** Begin **

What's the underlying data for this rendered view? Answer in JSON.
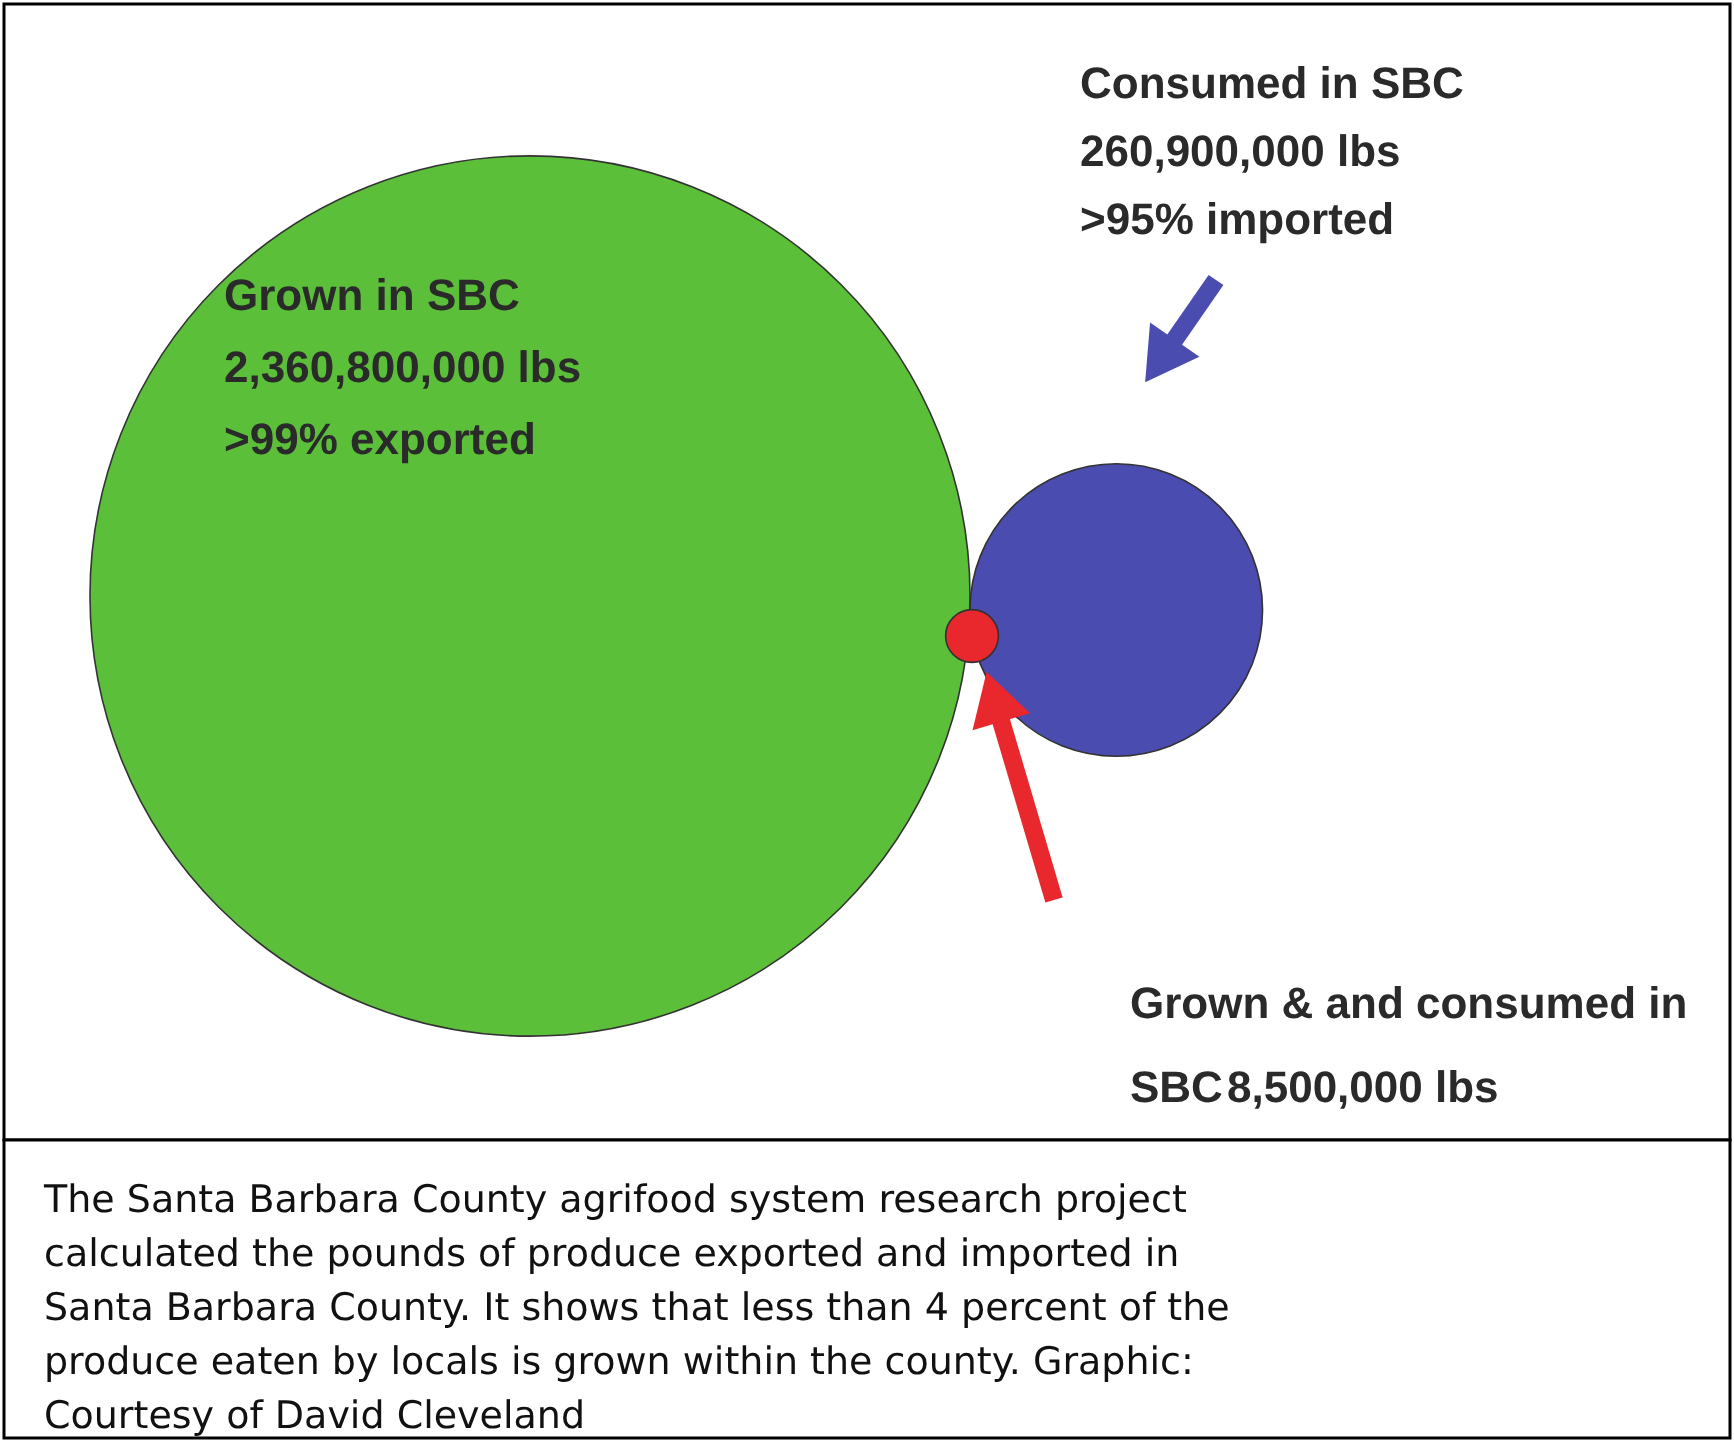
{
  "chart_data": {
    "type": "other",
    "categories": [
      "Grown in SBC",
      "Consumed in SBC",
      "Grown & and consumed in SBC"
    ],
    "values": [
      2360800000,
      260900000,
      8500000
    ],
    "value_labels": [
      "2,360,800,000 lbs",
      "260,900,000 lbs",
      "8,500,000 lbs"
    ],
    "colors": [
      "#5cbf3a",
      "#4a4cb0",
      "#e8282c"
    ],
    "annotations": [
      {
        "text": ">99% exported",
        "x": "Grown in SBC"
      },
      {
        "text": ">95% imported",
        "x": "Consumed in SBC"
      },
      "The Santa Barbara County agrifood system research project calculated the pounds of produce exported and imported in Santa Barbara County. It shows that less than 4 percent of the produce eaten by locals is grown within the county. Graphic: Courtesy of David Cleveland"
    ]
  }
}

** End **

**EXERCISE**
Word for word, quote the lines above. Omit the pictures.

**EXPECTED ANSWER**
What's the underlying data for this rendered view? Answer in JSON.
{
  "chart_data": {
    "type": "other",
    "categories": [
      "Grown in SBC",
      "Consumed in SBC",
      "Grown & and consumed in SBC"
    ],
    "values": [
      2360800000,
      260900000,
      8500000
    ],
    "value_labels": [
      "2,360,800,000 lbs",
      "260,900,000 lbs",
      "8,500,000 lbs"
    ],
    "colors": [
      "#5cbf3a",
      "#4a4cb0",
      "#e8282c"
    ],
    "annotations": [
      {
        "text": ">99% exported",
        "x": "Grown in SBC"
      },
      {
        "text": ">95% imported",
        "x": "Consumed in SBC"
      },
      "The Santa Barbara County agrifood system research project calculated the pounds of produce exported and imported in Santa Barbara County. It shows that less than 4 percent of the produce eaten by locals is grown within the county. Graphic: Courtesy of David Cleveland"
    ]
  }
}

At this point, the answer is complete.